Given task
Check every line of the material below for the string "Bonus", and return the ones that have it.
•••
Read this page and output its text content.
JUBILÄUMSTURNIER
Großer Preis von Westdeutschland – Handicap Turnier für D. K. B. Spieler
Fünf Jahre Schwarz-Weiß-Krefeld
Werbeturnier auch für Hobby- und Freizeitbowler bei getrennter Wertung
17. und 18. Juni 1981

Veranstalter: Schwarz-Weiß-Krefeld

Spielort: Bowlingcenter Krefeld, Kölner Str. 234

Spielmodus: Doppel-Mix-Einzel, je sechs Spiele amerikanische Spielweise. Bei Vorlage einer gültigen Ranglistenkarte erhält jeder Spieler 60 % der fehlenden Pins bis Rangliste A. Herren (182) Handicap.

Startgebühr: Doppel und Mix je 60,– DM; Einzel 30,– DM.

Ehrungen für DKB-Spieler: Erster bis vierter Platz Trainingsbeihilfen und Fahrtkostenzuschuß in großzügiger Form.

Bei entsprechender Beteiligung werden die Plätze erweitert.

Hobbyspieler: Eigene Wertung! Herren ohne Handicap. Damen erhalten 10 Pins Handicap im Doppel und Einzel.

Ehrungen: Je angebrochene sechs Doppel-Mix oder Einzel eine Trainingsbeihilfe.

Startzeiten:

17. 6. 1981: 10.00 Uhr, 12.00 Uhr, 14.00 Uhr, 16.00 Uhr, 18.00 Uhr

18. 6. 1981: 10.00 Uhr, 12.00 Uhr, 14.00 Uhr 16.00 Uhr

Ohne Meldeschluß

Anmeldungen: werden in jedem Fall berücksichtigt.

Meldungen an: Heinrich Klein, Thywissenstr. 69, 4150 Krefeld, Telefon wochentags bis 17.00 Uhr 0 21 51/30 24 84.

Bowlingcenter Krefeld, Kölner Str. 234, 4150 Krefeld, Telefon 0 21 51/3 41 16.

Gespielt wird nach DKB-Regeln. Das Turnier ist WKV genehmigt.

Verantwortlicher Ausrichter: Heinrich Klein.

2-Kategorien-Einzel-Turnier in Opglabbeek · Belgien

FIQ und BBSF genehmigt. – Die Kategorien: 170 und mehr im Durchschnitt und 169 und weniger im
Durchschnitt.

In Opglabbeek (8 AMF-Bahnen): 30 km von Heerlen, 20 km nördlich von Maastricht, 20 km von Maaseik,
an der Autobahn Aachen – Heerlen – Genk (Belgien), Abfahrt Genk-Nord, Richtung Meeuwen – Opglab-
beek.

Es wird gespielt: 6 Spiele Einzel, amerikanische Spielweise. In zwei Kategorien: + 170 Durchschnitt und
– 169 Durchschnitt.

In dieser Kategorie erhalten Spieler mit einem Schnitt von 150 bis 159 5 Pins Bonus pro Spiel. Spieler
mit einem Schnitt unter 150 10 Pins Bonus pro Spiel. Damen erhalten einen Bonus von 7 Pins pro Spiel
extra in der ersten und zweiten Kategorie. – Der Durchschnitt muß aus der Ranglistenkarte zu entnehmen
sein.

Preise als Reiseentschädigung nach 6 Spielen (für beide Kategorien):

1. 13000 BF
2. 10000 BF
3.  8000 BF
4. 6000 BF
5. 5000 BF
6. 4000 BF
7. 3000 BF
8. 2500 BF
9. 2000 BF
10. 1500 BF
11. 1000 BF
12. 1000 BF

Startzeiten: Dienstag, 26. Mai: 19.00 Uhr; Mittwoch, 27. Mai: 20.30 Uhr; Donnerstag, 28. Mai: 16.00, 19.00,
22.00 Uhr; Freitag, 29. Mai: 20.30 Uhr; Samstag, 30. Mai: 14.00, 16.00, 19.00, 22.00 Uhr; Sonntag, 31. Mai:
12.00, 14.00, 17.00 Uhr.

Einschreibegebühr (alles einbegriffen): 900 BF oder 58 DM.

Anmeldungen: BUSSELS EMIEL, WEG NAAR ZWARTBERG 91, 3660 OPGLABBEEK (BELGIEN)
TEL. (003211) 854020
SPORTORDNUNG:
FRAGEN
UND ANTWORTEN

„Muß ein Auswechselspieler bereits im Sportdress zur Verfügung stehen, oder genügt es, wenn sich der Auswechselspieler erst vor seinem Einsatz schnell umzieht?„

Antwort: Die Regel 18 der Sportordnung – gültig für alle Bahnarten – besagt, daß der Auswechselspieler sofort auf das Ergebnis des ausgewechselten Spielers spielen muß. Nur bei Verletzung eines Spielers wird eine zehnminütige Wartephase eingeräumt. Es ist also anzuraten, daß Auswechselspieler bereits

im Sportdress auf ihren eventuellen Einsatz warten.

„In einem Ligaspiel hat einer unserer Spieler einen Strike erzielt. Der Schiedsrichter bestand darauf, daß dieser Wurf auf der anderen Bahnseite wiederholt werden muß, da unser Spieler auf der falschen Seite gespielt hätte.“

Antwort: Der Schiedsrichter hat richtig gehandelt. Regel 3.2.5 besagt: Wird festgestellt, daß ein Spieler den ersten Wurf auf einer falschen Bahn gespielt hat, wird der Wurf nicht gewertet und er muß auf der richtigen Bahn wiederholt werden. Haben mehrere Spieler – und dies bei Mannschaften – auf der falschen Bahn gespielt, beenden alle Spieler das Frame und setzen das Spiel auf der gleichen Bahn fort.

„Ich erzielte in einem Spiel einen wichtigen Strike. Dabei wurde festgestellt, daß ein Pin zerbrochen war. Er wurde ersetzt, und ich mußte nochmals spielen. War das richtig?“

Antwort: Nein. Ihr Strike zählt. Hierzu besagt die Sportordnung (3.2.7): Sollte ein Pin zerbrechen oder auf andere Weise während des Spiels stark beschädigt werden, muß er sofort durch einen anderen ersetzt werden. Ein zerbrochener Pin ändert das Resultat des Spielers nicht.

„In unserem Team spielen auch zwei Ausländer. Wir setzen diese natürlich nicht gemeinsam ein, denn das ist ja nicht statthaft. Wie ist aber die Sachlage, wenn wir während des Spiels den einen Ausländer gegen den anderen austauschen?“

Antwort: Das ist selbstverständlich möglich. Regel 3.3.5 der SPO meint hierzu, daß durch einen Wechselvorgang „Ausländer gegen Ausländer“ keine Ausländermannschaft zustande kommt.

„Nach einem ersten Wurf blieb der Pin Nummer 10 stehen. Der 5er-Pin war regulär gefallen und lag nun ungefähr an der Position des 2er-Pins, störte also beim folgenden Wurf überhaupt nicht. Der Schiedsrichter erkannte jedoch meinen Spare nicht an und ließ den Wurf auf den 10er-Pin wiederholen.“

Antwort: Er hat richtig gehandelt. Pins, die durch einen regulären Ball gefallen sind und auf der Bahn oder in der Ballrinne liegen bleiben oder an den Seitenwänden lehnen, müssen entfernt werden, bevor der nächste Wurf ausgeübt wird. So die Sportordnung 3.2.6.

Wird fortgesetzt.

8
•••
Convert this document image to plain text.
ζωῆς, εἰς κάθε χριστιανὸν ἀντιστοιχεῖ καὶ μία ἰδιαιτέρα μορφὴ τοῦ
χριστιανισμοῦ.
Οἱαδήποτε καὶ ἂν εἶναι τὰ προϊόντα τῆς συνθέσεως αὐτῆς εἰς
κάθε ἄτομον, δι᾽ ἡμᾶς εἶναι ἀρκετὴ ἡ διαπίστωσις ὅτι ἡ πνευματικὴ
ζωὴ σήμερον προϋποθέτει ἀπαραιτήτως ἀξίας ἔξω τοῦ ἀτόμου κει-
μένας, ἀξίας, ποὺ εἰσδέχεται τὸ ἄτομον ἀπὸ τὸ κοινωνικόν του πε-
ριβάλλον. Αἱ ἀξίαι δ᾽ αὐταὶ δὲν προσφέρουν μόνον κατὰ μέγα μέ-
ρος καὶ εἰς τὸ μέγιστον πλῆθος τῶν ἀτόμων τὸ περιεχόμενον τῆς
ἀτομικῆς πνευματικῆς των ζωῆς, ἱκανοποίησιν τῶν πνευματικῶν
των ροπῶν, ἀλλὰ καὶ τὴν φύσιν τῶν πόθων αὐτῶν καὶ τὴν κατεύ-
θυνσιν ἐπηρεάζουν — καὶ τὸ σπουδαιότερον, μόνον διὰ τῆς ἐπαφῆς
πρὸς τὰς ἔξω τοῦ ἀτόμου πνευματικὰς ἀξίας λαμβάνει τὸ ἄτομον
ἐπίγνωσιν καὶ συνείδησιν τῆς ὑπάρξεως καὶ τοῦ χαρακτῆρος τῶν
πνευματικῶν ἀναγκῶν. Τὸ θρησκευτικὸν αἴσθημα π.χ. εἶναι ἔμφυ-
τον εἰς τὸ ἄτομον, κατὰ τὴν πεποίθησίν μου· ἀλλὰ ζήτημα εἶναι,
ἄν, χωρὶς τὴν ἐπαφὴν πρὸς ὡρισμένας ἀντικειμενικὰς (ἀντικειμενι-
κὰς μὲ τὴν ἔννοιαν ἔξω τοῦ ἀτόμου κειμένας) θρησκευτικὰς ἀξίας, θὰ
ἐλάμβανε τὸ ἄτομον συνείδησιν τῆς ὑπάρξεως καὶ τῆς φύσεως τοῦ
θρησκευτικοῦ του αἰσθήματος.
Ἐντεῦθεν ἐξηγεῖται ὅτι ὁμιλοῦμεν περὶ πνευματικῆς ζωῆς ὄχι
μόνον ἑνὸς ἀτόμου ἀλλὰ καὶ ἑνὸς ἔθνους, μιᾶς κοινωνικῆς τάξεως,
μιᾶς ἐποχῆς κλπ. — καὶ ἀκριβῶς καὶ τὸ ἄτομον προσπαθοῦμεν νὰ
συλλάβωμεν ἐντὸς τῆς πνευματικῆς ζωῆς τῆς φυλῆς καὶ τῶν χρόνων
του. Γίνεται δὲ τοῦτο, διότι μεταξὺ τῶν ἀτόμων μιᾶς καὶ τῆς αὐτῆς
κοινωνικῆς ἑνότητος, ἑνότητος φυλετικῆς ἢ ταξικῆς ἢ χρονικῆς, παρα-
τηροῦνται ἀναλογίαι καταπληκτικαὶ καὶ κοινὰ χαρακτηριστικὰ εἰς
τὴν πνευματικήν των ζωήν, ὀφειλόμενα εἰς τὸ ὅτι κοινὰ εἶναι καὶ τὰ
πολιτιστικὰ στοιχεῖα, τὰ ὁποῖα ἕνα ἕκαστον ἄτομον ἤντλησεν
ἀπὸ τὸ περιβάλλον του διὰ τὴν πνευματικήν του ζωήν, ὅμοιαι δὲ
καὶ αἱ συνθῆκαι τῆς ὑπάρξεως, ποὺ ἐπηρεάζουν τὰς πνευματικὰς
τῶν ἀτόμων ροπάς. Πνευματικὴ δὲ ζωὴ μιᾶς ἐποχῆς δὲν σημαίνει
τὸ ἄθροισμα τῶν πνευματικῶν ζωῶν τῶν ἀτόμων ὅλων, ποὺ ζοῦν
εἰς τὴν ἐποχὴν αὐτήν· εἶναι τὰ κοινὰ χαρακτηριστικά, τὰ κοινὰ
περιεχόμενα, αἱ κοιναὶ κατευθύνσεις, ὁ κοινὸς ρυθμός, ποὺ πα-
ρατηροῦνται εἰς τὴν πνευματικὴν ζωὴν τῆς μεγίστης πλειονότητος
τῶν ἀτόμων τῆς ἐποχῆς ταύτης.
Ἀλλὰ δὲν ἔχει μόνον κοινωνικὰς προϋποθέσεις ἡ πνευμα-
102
•••
The result
In dieser Kategorie erhalten Spieler mit einem Schnitt von 150 bis 159 5 Pins Bonus pro Spiel. Spieler
mit einem Schnitt unter 150 10 Pins Bonus pro Spiel. Damen erhalten einen Bonus von 7 Pins pro Spiel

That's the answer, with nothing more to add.